>>>
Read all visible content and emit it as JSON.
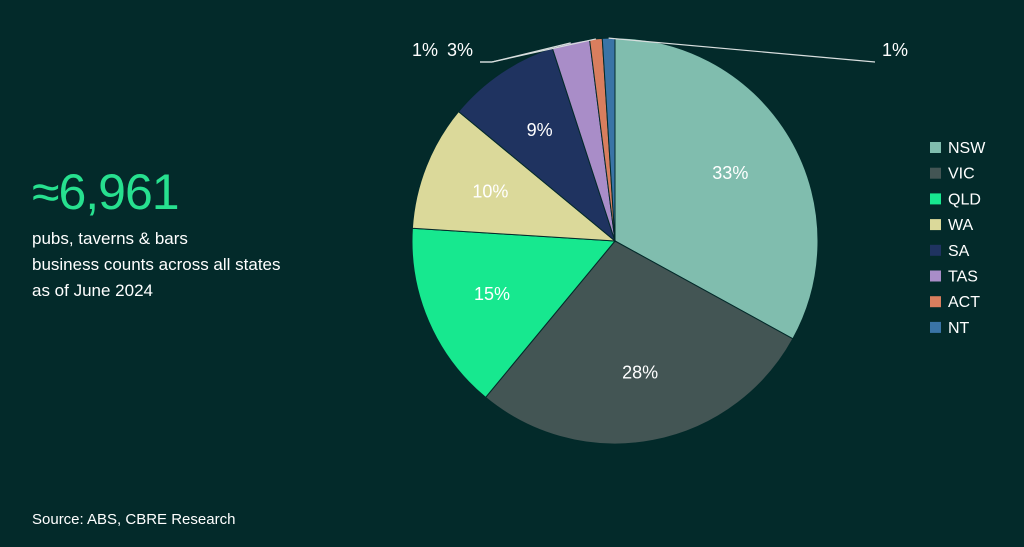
{
  "headline": {
    "value": "≈6,961",
    "lines": [
      "pubs, taverns & bars",
      "business counts across all states",
      "as of June 2024"
    ]
  },
  "source": "Source: ABS, CBRE Research",
  "chart_data": {
    "type": "pie",
    "legend_position": "right",
    "categories": [
      "NSW",
      "VIC",
      "QLD",
      "WA",
      "SA",
      "TAS",
      "ACT",
      "NT"
    ],
    "values": [
      33,
      28,
      15,
      10,
      9,
      3,
      1,
      1
    ],
    "labels": [
      "33%",
      "28%",
      "15%",
      "10%",
      "9%",
      "3%",
      "1%",
      "1%"
    ],
    "colors": [
      "#80bdae",
      "#435554",
      "#17e88f",
      "#dbd99a",
      "#1f3360",
      "#a98dc8",
      "#d97e5e",
      "#3a74a6"
    ]
  }
}
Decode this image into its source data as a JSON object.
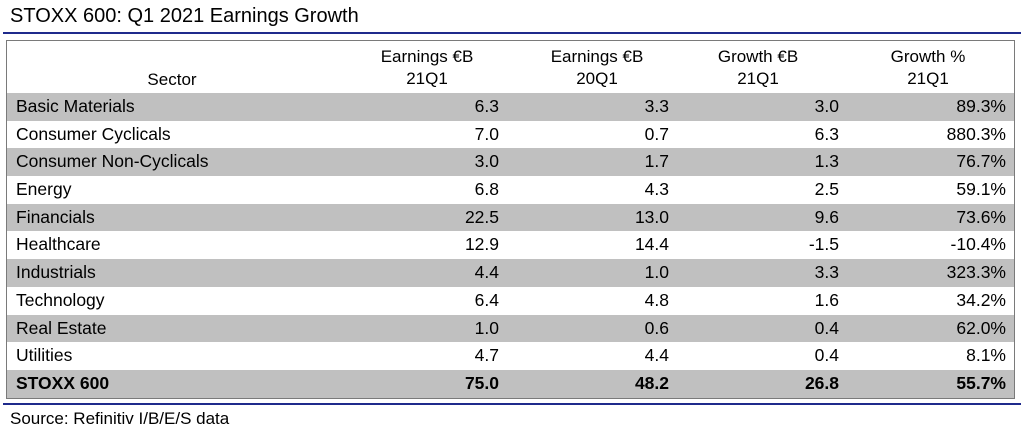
{
  "title": "STOXX 600: Q1 2021 Earnings Growth",
  "source": "Source: Refinitiv I/B/E/S data",
  "colors": {
    "rule": "#1f2a8c",
    "shaded_row": "#c0c0c0"
  },
  "chart_data": {
    "type": "table",
    "title": "STOXX 600: Q1 2021 Earnings Growth",
    "columns": [
      {
        "line1": "",
        "line2": "Sector"
      },
      {
        "line1": "Earnings €B",
        "line2": "21Q1"
      },
      {
        "line1": "Earnings €B",
        "line2": "20Q1"
      },
      {
        "line1": "Growth €B",
        "line2": "21Q1"
      },
      {
        "line1": "Growth %",
        "line2": "21Q1"
      }
    ],
    "rows": [
      {
        "sector": "Basic Materials",
        "earnings_21q1": "6.3",
        "earnings_20q1": "3.3",
        "growth_eur": "3.0",
        "growth_pct": "89.3%"
      },
      {
        "sector": "Consumer Cyclicals",
        "earnings_21q1": "7.0",
        "earnings_20q1": "0.7",
        "growth_eur": "6.3",
        "growth_pct": "880.3%"
      },
      {
        "sector": "Consumer Non-Cyclicals",
        "earnings_21q1": "3.0",
        "earnings_20q1": "1.7",
        "growth_eur": "1.3",
        "growth_pct": "76.7%"
      },
      {
        "sector": "Energy",
        "earnings_21q1": "6.8",
        "earnings_20q1": "4.3",
        "growth_eur": "2.5",
        "growth_pct": "59.1%"
      },
      {
        "sector": "Financials",
        "earnings_21q1": "22.5",
        "earnings_20q1": "13.0",
        "growth_eur": "9.6",
        "growth_pct": "73.6%"
      },
      {
        "sector": "Healthcare",
        "earnings_21q1": "12.9",
        "earnings_20q1": "14.4",
        "growth_eur": "-1.5",
        "growth_pct": "-10.4%"
      },
      {
        "sector": "Industrials",
        "earnings_21q1": "4.4",
        "earnings_20q1": "1.0",
        "growth_eur": "3.3",
        "growth_pct": "323.3%"
      },
      {
        "sector": "Technology",
        "earnings_21q1": "6.4",
        "earnings_20q1": "4.8",
        "growth_eur": "1.6",
        "growth_pct": "34.2%"
      },
      {
        "sector": "Real Estate",
        "earnings_21q1": "1.0",
        "earnings_20q1": "0.6",
        "growth_eur": "0.4",
        "growth_pct": "62.0%"
      },
      {
        "sector": "Utilities",
        "earnings_21q1": "4.7",
        "earnings_20q1": "4.4",
        "growth_eur": "0.4",
        "growth_pct": "8.1%"
      }
    ],
    "total": {
      "sector": "STOXX 600",
      "earnings_21q1": "75.0",
      "earnings_20q1": "48.2",
      "growth_eur": "26.8",
      "growth_pct": "55.7%"
    }
  }
}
<<<
### THE REQUEST
Please list every line of the records that contains "source".

### ANSWER TO THE TASK
  "source": "Source: ABS, CBRE Research",
Decode this image into its source data as a JSON object.
  "source": "Source: Refinitiv I/B/E/S data",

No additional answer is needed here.